**** Page ****

00:00:00

dbt

open source tool for analytics/feature engineering









@oliver

Notes

Disclosure

  • I don't receive any form of compensation from Fishtown Analytics (the company behind dbt).
  • It might seem like I'm on their sales team or DevRel team. I'm not!
  • I just think it's an amazing tool that will give our analytics teams superpowers.

Notes

What superpower do you want? (DA edition)

  1. Flying: deliver analysis fast
  2. X-ray vision: generated data dictionary gives quick insight into your tables
  3. Extra-sensory perception (ESP): monitoring and notifications with data-driven tests
  4. Hive mind: gain context quickly from what your teammates have already done

Notes

Overview

  • What FinServ was doing before
  • What dbt does
  • 🤯 features
  • How we're using dbt

Notes

What FinServ was doing before

  • PayLater: Mostly Domo, R1R2 used a DIY pipeline tool (because we didn't know about dbt)
  • Insurance: BQ scheduler
  • Payment: Databricks/Redshift

Notes

Before: problems

  • Domo
    • easy to do things in an unsustainable way – single layer with incredible complexity or complex dataflows that are difficult to trace
    • discoverability of teammates' work was next to impossible – massive problem when people leave the org
    • scheduled jobs are difficult to find; easy for costs to explode
    • no version control – we can't know what was running previously, even earlier that day
    • hard to identify PII data (no easy way to search column names)

**** Material shown ****

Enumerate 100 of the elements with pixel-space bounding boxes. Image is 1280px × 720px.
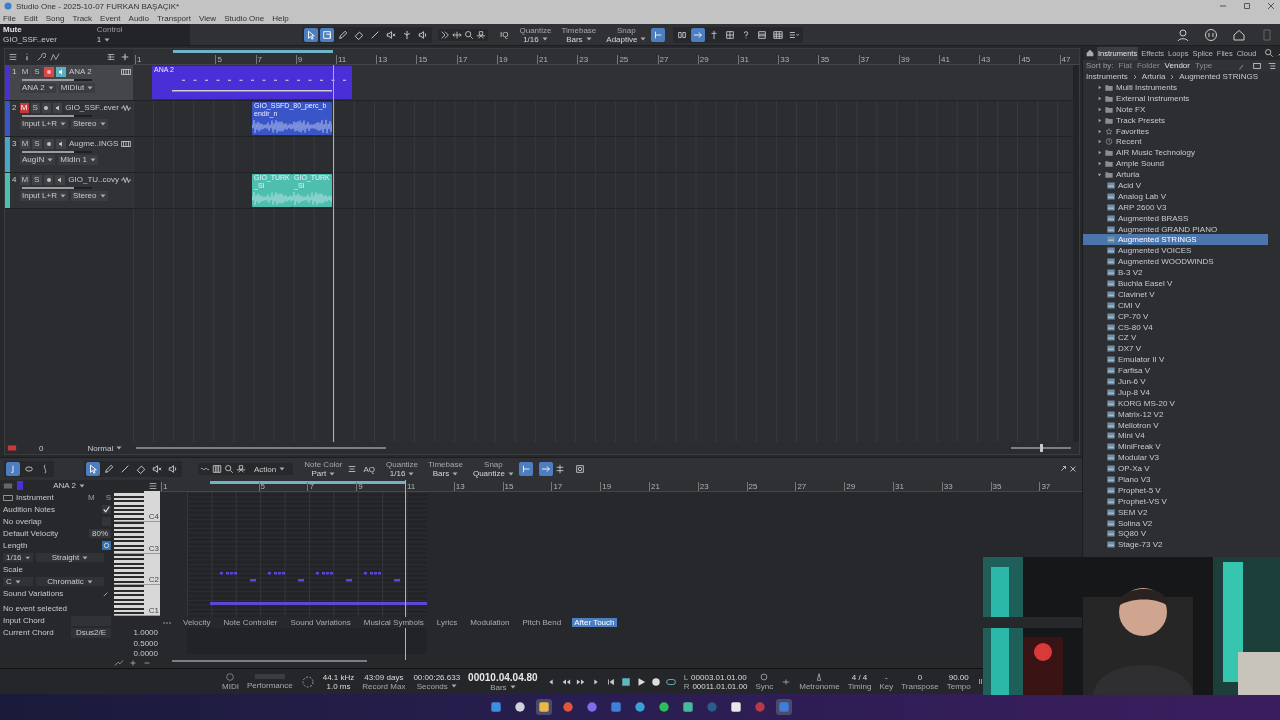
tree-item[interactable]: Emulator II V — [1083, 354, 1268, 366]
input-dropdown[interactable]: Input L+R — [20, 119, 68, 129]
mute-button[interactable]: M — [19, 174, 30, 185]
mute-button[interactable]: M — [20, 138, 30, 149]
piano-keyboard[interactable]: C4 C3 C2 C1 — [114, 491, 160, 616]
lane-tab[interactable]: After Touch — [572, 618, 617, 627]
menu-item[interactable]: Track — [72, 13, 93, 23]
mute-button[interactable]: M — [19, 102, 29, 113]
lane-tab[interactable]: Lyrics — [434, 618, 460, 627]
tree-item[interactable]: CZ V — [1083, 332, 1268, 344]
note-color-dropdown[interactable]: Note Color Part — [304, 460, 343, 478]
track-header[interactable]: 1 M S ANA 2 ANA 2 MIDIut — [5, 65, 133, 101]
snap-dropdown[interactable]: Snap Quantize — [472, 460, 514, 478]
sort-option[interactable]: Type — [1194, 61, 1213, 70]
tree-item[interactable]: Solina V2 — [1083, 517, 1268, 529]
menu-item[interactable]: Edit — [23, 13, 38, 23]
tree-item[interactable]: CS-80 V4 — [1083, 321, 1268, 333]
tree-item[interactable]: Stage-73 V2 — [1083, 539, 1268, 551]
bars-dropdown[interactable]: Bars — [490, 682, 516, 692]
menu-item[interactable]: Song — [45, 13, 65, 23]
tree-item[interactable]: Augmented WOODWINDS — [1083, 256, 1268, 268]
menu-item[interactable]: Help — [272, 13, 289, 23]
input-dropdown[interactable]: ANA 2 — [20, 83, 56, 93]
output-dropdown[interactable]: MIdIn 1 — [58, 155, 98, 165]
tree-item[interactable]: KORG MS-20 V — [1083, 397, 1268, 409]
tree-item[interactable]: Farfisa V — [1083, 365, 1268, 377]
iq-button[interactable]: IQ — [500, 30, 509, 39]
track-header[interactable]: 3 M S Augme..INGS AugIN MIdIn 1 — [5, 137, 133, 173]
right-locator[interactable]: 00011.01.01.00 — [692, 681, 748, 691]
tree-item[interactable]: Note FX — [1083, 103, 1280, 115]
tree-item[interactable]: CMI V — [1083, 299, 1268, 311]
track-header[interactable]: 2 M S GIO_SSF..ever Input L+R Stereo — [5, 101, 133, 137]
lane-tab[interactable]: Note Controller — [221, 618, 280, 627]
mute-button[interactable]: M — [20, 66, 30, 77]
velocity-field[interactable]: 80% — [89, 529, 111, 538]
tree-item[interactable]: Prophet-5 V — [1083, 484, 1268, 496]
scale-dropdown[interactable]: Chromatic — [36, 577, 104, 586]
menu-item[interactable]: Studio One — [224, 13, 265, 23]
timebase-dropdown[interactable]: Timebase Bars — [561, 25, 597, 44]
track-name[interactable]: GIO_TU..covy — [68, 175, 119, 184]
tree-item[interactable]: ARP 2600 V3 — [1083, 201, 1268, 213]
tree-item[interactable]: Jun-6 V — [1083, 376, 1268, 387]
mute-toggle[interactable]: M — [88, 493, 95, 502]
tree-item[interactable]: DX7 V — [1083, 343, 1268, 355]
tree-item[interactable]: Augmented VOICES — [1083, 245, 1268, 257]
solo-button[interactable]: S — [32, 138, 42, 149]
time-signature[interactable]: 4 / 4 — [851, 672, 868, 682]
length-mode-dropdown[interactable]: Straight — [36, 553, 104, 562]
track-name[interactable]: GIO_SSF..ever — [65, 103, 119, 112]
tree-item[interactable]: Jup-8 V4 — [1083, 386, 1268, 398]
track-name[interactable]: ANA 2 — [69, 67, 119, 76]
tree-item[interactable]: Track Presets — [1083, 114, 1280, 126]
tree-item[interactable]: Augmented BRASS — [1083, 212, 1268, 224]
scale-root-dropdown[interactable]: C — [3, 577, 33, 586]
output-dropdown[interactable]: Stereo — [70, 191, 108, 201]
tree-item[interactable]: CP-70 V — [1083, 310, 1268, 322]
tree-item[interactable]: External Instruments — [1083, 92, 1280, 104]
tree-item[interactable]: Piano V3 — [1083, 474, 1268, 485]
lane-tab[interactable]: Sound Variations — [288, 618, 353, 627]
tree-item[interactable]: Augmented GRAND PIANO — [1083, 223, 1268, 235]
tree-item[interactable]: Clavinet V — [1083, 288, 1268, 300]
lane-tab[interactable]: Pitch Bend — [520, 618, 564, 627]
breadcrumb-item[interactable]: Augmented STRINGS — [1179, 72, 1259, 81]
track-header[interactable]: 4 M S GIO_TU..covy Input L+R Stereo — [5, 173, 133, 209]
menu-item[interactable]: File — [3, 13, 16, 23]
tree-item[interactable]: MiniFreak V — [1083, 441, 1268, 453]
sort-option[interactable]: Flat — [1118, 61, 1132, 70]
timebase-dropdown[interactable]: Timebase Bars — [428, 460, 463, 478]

****

◆ **Tasks and exercises**:
1 - Which superpowers does the dbt slide deck list under "What superpower do you want? (DA edition)"?
2 - Return the part of the records that opens with the line containing "tree-item[interactable]: Emulator II" and closes with the line containing "mute-button[interactable]: M — [19, 102, 29, 113]", including both of those lines.
The dbt slides and the records are unrelated materials.

◆ **Task solutions**:
1 -
Flying
X-ray vision
Extra-sensory perception (ESP)
Hive mind

2 -
tree-item[interactable]: Emulator II V — [1083, 354, 1268, 366]
input-dropdown[interactable]: Input L+R — [20, 119, 68, 129]
mute-button[interactable]: M — [19, 174, 30, 185]
mute-button[interactable]: M — [20, 138, 30, 149]
piano-keyboard[interactable]: C4 C3 C2 C1 — [114, 491, 160, 616]
lane-tab[interactable]: After Touch — [572, 618, 617, 627]
menu-item[interactable]: Track — [72, 13, 93, 23]
mute-button[interactable]: M — [19, 102, 29, 113]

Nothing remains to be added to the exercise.